Extracted records

○ ○ ○ ○

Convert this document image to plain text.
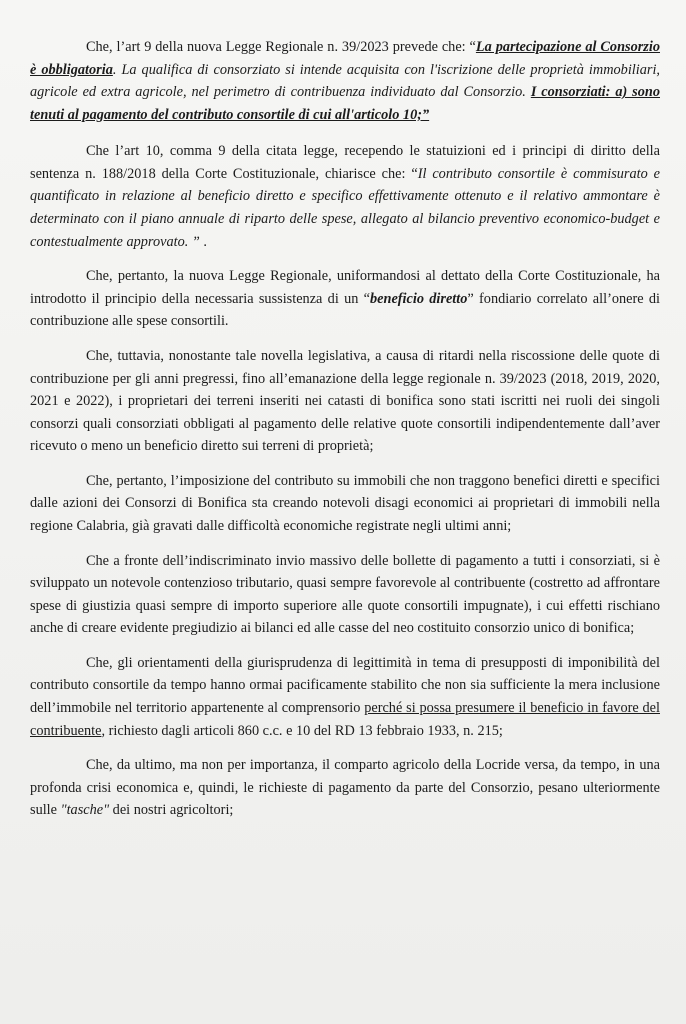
Che, l’art 9 della nuova Legge Regionale n. 39/2023 prevede che: “La partecipazione al Consorzio è obbligatoria. La qualifica di consorziato si intende acquisita con l'iscrizione delle proprietà immobiliari, agricole ed extra agricole, nel perimetro di contribuenza individuato dal Consorzio. I consorziati: a) sono tenuti al pagamento del contributo consortile di cui all'articolo 10;”

Che l’art 10, comma 9 della citata legge, recependo le statuizioni ed i principi di diritto della sentenza n. 188/2018 della Corte Costituzionale, chiarisce che: “Il contributo consortile è commisurato e quantificato in relazione al beneficio diretto e specifico effettivamente ottenuto e il relativo ammontare è determinato con il piano annuale di riparto delle spese, allegato al bilancio preventivo economico-budget e contestualmente approvato. ” .

Che, pertanto, la nuova Legge Regionale, uniformandosi al dettato della Corte Costituzionale, ha introdotto il principio della necessaria sussistenza di un “beneficio diretto” fondiario correlato all’onere di contribuzione alle spese consortili.

Che, tuttavia, nonostante tale novella legislativa, a causa di ritardi nella riscossione delle quote di contribuzione per gli anni pregressi, fino all’emanazione della legge regionale n. 39/2023 (2018, 2019, 2020, 2021 e 2022), i proprietari dei terreni inseriti nei catasti di bonifica sono stati iscritti nei ruoli dei singoli consorzi quali consorziati obbligati al pagamento delle relative quote consortili indipendentemente dall’aver ricevuto o meno un beneficio diretto sui terreni di proprietà;

Che, pertanto, l’imposizione del contributo su immobili che non traggono benefici diretti e specifici dalle azioni dei Consorzi di Bonifica sta creando notevoli disagi economici ai proprietari di immobili nella regione Calabria, già gravati dalle difficoltà economiche registrate negli ultimi anni;

Che a fronte dell’indiscriminato invio massivo delle bollette di pagamento a tutti i consorziati, si è sviluppato un notevole contenzioso tributario, quasi sempre favorevole al contribuente (costretto ad affrontare spese di giustizia quasi sempre di importo superiore alle quote consortili impugnate), i cui effetti rischiano anche di creare evidente pregiudizio ai bilanci ed alle casse del neo costituito consorzio unico di bonifica;

Che, gli orientamenti della giurisprudenza di legittimità in tema di presupposti di imponibilità del contributo consortile da tempo hanno ormai pacificamente stabilito che non sia sufficiente la mera inclusione dell’immobile nel territorio appartenente al comprensorio perché si possa presumere il beneficio in favore del contribuente, richiesto dagli articoli 860 c.c. e 10 del RD 13 febbraio 1933, n. 215;

Che, da ultimo, ma non per importanza, il comparto agricolo della Locride versa, da tempo, in una profonda crisi economica e, quindi, le richieste di pagamento da parte del Consorzio, pesano ulteriormente sulle "tasche" dei nostri agricoltori;
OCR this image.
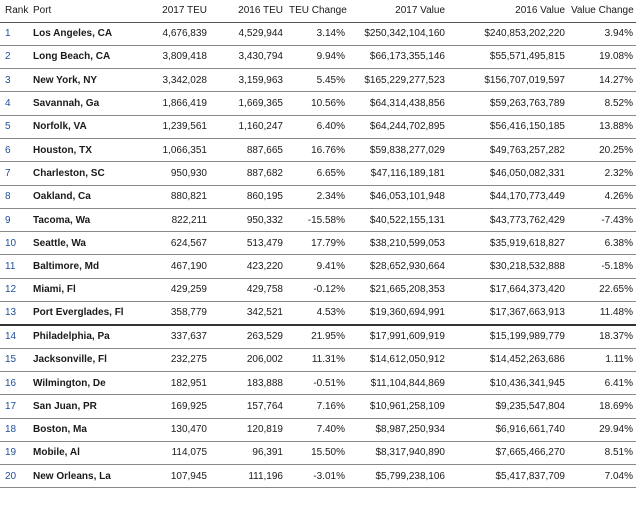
Rank	Port	2017 TEU	2016 TEU	TEU Change	2017 Value	2016 Value	Value Change
1	Los Angeles, CA	4,676,839	4,529,944	3.14%	$250,342,104,160	$240,853,202,220	3.94%
2	Long Beach, CA	3,809,418	3,430,794	9.94%	$66,173,355,146	$55,571,495,815	19.08%
3	New York, NY	3,342,028	3,159,963	5.45%	$165,229,277,523	$156,707,019,597	14.27%
4	Savannah, Ga	1,866,419	1,669,365	10.56%	$64,314,438,856	$59,263,763,789	8.52%
5	Norfolk, VA	1,239,561	1,160,247	6.40%	$64,244,702,895	$56,416,150,185	13.88%
6	Houston, TX	1,066,351	887,665	16.76%	$59,838,277,029	$49,763,257,282	20.25%
7	Charleston, SC	950,930	887,682	6.65%	$47,116,189,181	$46,050,082,331	2.32%
8	Oakland, Ca	880,821	860,195	2.34%	$46,053,101,948	$44,170,773,449	4.26%
9	Tacoma, Wa	822,211	950,332	-15.58%	$40,522,155,131	$43,773,762,429	-7.43%
10	Seattle, Wa	624,567	513,479	17.79%	$38,210,599,053	$35,919,618,827	6.38%
11	Baltimore, Md	467,190	423,220	9.41%	$28,652,930,664	$30,218,532,888	-5.18%
12	Miami, Fl	429,259	429,758	-0.12%	$21,665,208,353	$17,664,373,420	22.65%
13	Port Everglades, Fl	358,779	342,521	4.53%	$19,360,694,991	$17,367,663,913	11.48%
14	Philadelphia, Pa	337,637	263,529	21.95%	$17,991,609,919	$15,199,989,779	18.37%
15	Jacksonville, Fl	232,275	206,002	11.31%	$14,612,050,912	$14,452,263,686	1.11%
16	Wilmington, De	182,951	183,888	-0.51%	$11,104,844,869	$10,436,341,945	6.41%
17	San Juan, PR	169,925	157,764	7.16%	$10,961,258,109	$9,235,547,804	18.69%
18	Boston, Ma	130,470	120,819	7.40%	$8,987,250,934	$6,916,661,740	29.94%
19	Mobile, Al	114,075	96,391	15.50%	$8,317,940,890	$7,665,466,270	8.51%
20	New Orleans, La	107,945	111,196	-3.01%	$5,799,238,106	$5,417,837,709	7.04%
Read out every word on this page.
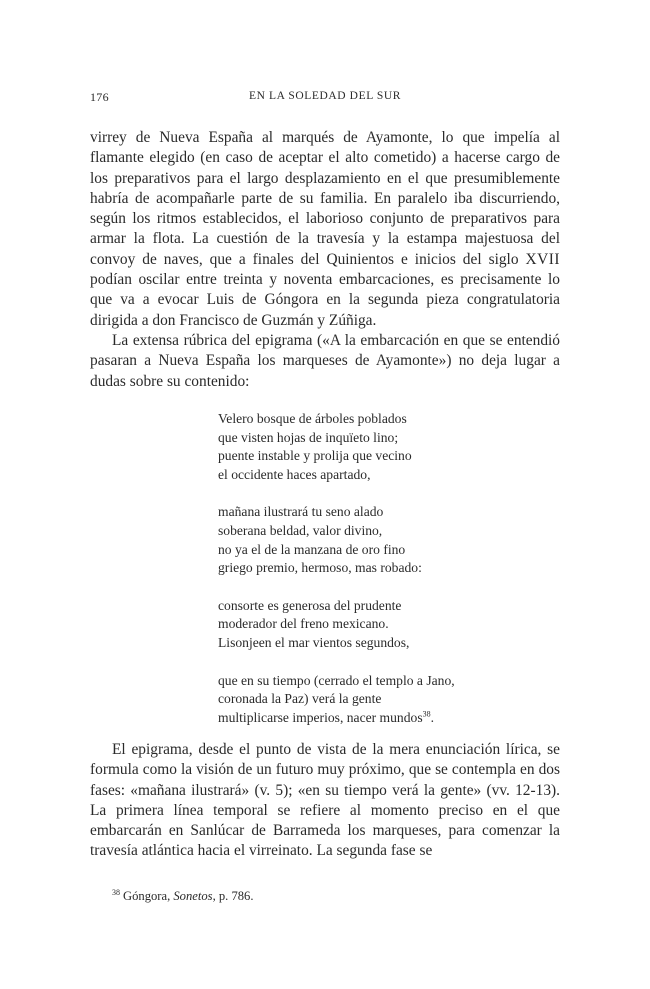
176	EN LA SOLEDAD DEL SUR

virrey de Nueva España al marqués de Ayamonte, lo que impelía al flamante elegido (en caso de aceptar el alto cometido) a hacerse cargo de los preparativos para el largo desplazamiento en el que presumiblemente habría de acompañarle parte de su familia. En paralelo iba discurriendo, según los ritmos establecidos, el laborioso conjunto de preparativos para armar la flota. La cuestión de la travesía y la estampa majestuosa del convoy de naves, que a finales del Quinientos e inicios del siglo XVII podían oscilar entre treinta y noventa embarcaciones, es precisamente lo que va a evocar Luis de Góngora en la segunda pieza congratulatoria dirigida a don Francisco de Guzmán y Zúñiga.

La extensa rúbrica del epigrama («A la embarcación en que se entendió pasaran a Nueva España los marqueses de Ayamonte») no deja lugar a dudas sobre su contenido:

Velero bosque de árboles poblados
que visten hojas de inquïeto lino;
puente instable y prolija que vecino
el occidente haces apartado,
mañana ilustrará tu seno alado
soberana beldad, valor divino,
no ya el de la manzana de oro fino
griego premio, hermoso, mas robado:
consorte es generosa del prudente
moderador del freno mexicano.
Lisonjeen el mar vientos segundos,
que en su tiempo (cerrado el templo a Jano,
coronada la Paz) verá la gente
multiplicarse imperios, nacer mundos$^{38}$.

El epigrama, desde el punto de vista de la mera enunciación lírica, se formula como la visión de un futuro muy próximo, que se contempla en dos fases: «mañana ilustrará» (v. 5); «en su tiempo verá la gente» (vv. 12-13). La primera línea temporal se refiere al momento preciso en el que embarcarán en Sanlúcar de Barrameda los marqueses, para comenzar la travesía atlántica hacia el virreinato. La segunda fase se

$^{38}$ Góngora, Sonetos, p. 786.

○ ○ ○ ○

# Exercise instructions
From the data above, count the lines where "anni" occurs and give that figure and nothing else.

# Output for this task
2